• _Objective_
Repeat the entries that follow verbatim, without any of their pictures.
▼
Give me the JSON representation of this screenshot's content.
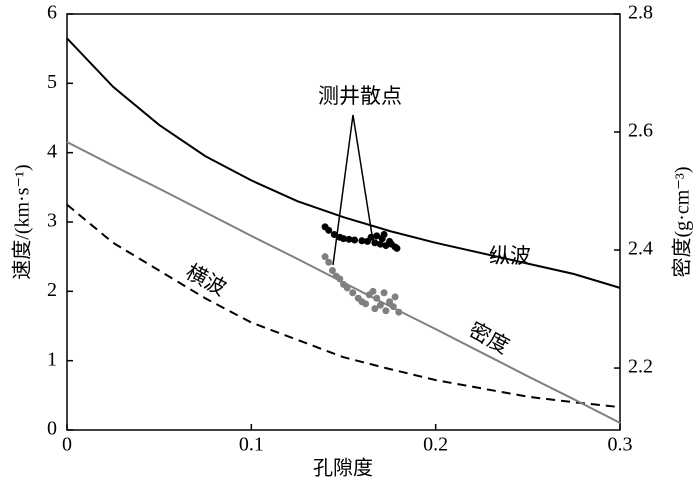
{
  "chart_data": {
    "type": "line",
    "x_label": "孔隙度",
    "y_label": "速度/(km·s⁻¹)",
    "y2_label": "密度(g·cm⁻³)",
    "x": [
      0,
      0.025,
      0.05,
      0.075,
      0.1,
      0.125,
      0.15,
      0.175,
      0.2,
      0.225,
      0.25,
      0.275,
      0.3
    ],
    "xlim": [
      0,
      0.3
    ],
    "xticks": [
      0,
      0.1,
      0.2,
      0.3
    ],
    "ylim": [
      0,
      6
    ],
    "yticks": [
      0,
      1,
      2,
      3,
      4,
      5,
      6
    ],
    "y2lim": [
      2.095,
      2.8
    ],
    "y2ticks": [
      2.2,
      2.4,
      2.6,
      2.8
    ],
    "series": [
      {
        "name": "纵波",
        "color": "#000000",
        "style": "solid",
        "values": [
          5.65,
          4.95,
          4.4,
          3.95,
          3.6,
          3.3,
          3.07,
          2.87,
          2.7,
          2.55,
          2.4,
          2.25,
          2.05
        ]
      },
      {
        "name": "横波",
        "color": "#000000",
        "style": "dashed",
        "values": [
          3.25,
          2.7,
          2.3,
          1.9,
          1.55,
          1.3,
          1.05,
          0.88,
          0.72,
          0.6,
          0.48,
          0.4,
          0.33
        ]
      },
      {
        "name": "密度",
        "color": "#808080",
        "style": "solid",
        "axis": "y2",
        "values": [
          2.583,
          2.543,
          2.504,
          2.464,
          2.424,
          2.385,
          2.345,
          2.305,
          2.266,
          2.226,
          2.186,
          2.147,
          2.107
        ]
      }
    ],
    "scatter": [
      {
        "color": "#000000",
        "x": [
          0.14,
          0.142,
          0.145,
          0.148,
          0.15,
          0.153,
          0.156,
          0.16,
          0.163,
          0.165,
          0.167,
          0.168,
          0.17,
          0.171,
          0.172,
          0.173,
          0.175,
          0.176,
          0.178,
          0.179
        ],
        "values": [
          2.93,
          2.88,
          2.82,
          2.78,
          2.76,
          2.75,
          2.74,
          2.73,
          2.72,
          2.78,
          2.7,
          2.8,
          2.68,
          2.76,
          2.82,
          2.66,
          2.72,
          2.68,
          2.64,
          2.62
        ]
      },
      {
        "color": "#808080",
        "x": [
          0.14,
          0.142,
          0.144,
          0.146,
          0.148,
          0.15,
          0.152,
          0.155,
          0.158,
          0.16,
          0.162,
          0.164,
          0.166,
          0.167,
          0.168,
          0.17,
          0.172,
          0.173,
          0.175,
          0.177,
          0.178,
          0.18
        ],
        "values": [
          2.5,
          2.42,
          2.3,
          2.22,
          2.18,
          2.1,
          2.05,
          1.98,
          1.9,
          1.85,
          1.82,
          1.95,
          2.0,
          1.75,
          1.9,
          1.8,
          1.98,
          1.72,
          1.85,
          1.78,
          1.92,
          1.7
        ]
      }
    ],
    "annotation": "测井散点"
  }
}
▲
• _Result for this exercise_
Give me the JSON representation of this screenshot's content.
{
  "chart_data": {
    "type": "line",
    "x_label": "孔隙度",
    "y_label": "速度/(km·s⁻¹)",
    "y2_label": "密度(g·cm⁻³)",
    "x": [
      0,
      0.025,
      0.05,
      0.075,
      0.1,
      0.125,
      0.15,
      0.175,
      0.2,
      0.225,
      0.25,
      0.275,
      0.3
    ],
    "xlim": [
      0,
      0.3
    ],
    "xticks": [
      0,
      0.1,
      0.2,
      0.3
    ],
    "ylim": [
      0,
      6
    ],
    "yticks": [
      0,
      1,
      2,
      3,
      4,
      5,
      6
    ],
    "y2lim": [
      2.095,
      2.8
    ],
    "y2ticks": [
      2.2,
      2.4,
      2.6,
      2.8
    ],
    "series": [
      {
        "name": "纵波",
        "color": "#000000",
        "style": "solid",
        "values": [
          5.65,
          4.95,
          4.4,
          3.95,
          3.6,
          3.3,
          3.07,
          2.87,
          2.7,
          2.55,
          2.4,
          2.25,
          2.05
        ]
      },
      {
        "name": "横波",
        "color": "#000000",
        "style": "dashed",
        "values": [
          3.25,
          2.7,
          2.3,
          1.9,
          1.55,
          1.3,
          1.05,
          0.88,
          0.72,
          0.6,
          0.48,
          0.4,
          0.33
        ]
      },
      {
        "name": "密度",
        "color": "#808080",
        "style": "solid",
        "axis": "y2",
        "values": [
          2.583,
          2.543,
          2.504,
          2.464,
          2.424,
          2.385,
          2.345,
          2.305,
          2.266,
          2.226,
          2.186,
          2.147,
          2.107
        ]
      }
    ],
    "scatter": [
      {
        "color": "#000000",
        "x": [
          0.14,
          0.142,
          0.145,
          0.148,
          0.15,
          0.153,
          0.156,
          0.16,
          0.163,
          0.165,
          0.167,
          0.168,
          0.17,
          0.171,
          0.172,
          0.173,
          0.175,
          0.176,
          0.178,
          0.179
        ],
        "values": [
          2.93,
          2.88,
          2.82,
          2.78,
          2.76,
          2.75,
          2.74,
          2.73,
          2.72,
          2.78,
          2.7,
          2.8,
          2.68,
          2.76,
          2.82,
          2.66,
          2.72,
          2.68,
          2.64,
          2.62
        ]
      },
      {
        "color": "#808080",
        "x": [
          0.14,
          0.142,
          0.144,
          0.146,
          0.148,
          0.15,
          0.152,
          0.155,
          0.158,
          0.16,
          0.162,
          0.164,
          0.166,
          0.167,
          0.168,
          0.17,
          0.172,
          0.173,
          0.175,
          0.177,
          0.178,
          0.18
        ],
        "values": [
          2.5,
          2.42,
          2.3,
          2.22,
          2.18,
          2.1,
          2.05,
          1.98,
          1.9,
          1.85,
          1.82,
          1.95,
          2.0,
          1.75,
          1.9,
          1.8,
          1.98,
          1.72,
          1.85,
          1.78,
          1.92,
          1.7
        ]
      }
    ],
    "annotation": "测井散点"
  }
}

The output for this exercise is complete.